Data entries:
* START *

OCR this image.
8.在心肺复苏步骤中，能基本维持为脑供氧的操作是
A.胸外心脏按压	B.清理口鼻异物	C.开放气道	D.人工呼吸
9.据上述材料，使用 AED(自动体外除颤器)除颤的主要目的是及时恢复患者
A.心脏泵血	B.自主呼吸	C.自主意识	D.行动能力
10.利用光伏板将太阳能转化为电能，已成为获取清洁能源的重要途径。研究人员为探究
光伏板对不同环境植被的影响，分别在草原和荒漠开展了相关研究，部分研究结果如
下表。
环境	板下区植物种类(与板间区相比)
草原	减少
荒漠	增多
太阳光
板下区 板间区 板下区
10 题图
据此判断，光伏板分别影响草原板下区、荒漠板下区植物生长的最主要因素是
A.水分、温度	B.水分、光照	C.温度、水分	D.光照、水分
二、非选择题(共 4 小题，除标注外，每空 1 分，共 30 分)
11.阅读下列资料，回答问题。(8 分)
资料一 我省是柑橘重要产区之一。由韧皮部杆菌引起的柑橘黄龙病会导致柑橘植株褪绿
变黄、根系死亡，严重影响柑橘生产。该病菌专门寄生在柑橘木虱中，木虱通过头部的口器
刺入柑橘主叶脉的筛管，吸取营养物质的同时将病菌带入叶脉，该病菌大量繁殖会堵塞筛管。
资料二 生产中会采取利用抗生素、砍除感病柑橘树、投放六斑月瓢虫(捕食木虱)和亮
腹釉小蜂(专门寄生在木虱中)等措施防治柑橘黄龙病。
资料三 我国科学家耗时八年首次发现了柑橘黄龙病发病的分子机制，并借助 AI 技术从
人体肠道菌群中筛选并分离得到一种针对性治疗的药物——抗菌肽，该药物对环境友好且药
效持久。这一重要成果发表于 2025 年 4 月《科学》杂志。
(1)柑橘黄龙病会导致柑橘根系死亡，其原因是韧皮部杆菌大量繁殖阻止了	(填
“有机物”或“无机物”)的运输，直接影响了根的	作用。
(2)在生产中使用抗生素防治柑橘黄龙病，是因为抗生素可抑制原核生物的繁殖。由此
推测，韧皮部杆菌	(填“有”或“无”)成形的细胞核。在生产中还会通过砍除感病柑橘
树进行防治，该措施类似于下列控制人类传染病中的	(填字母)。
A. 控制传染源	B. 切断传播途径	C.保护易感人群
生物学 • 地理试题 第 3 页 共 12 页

* END *

TASK TO CARRY OUT: Write down all the entries again without a single difference.

RESULT FOR THIS EXERCISE:
OCR this image.
8.在心肺复苏步骤中，能基本维持为脑供氧的操作是
A.胸外心脏按压	B.清理口鼻异物	C.开放气道	D.人工呼吸
9.据上述材料，使用 AED(自动体外除颤器)除颤的主要目的是及时恢复患者
A.心脏泵血	B.自主呼吸	C.自主意识	D.行动能力
10.利用光伏板将太阳能转化为电能，已成为获取清洁能源的重要途径。研究人员为探究
光伏板对不同环境植被的影响，分别在草原和荒漠开展了相关研究，部分研究结果如
下表。
环境	板下区植物种类(与板间区相比)
草原	减少
荒漠	增多
太阳光
板下区 板间区 板下区
10 题图
据此判断，光伏板分别影响草原板下区、荒漠板下区植物生长的最主要因素是
A.水分、温度	B.水分、光照	C.温度、水分	D.光照、水分
二、非选择题(共 4 小题，除标注外，每空 1 分，共 30 分)
11.阅读下列资料，回答问题。(8 分)
资料一 我省是柑橘重要产区之一。由韧皮部杆菌引起的柑橘黄龙病会导致柑橘植株褪绿
变黄、根系死亡，严重影响柑橘生产。该病菌专门寄生在柑橘木虱中，木虱通过头部的口器
刺入柑橘主叶脉的筛管，吸取营养物质的同时将病菌带入叶脉，该病菌大量繁殖会堵塞筛管。
资料二 生产中会采取利用抗生素、砍除感病柑橘树、投放六斑月瓢虫(捕食木虱)和亮
腹釉小蜂(专门寄生在木虱中)等措施防治柑橘黄龙病。
资料三 我国科学家耗时八年首次发现了柑橘黄龙病发病的分子机制，并借助 AI 技术从
人体肠道菌群中筛选并分离得到一种针对性治疗的药物——抗菌肽，该药物对环境友好且药
效持久。这一重要成果发表于 2025 年 4 月《科学》杂志。
(1)柑橘黄龙病会导致柑橘根系死亡，其原因是韧皮部杆菌大量繁殖阻止了	(填
“有机物”或“无机物”)的运输，直接影响了根的	作用。
(2)在生产中使用抗生素防治柑橘黄龙病，是因为抗生素可抑制原核生物的繁殖。由此
推测，韧皮部杆菌	(填“有”或“无”)成形的细胞核。在生产中还会通过砍除感病柑橘
树进行防治，该措施类似于下列控制人类传染病中的	(填字母)。
A. 控制传染源	B. 切断传播途径	C.保护易感人群
生物学 • 地理试题 第 3 页 共 12 页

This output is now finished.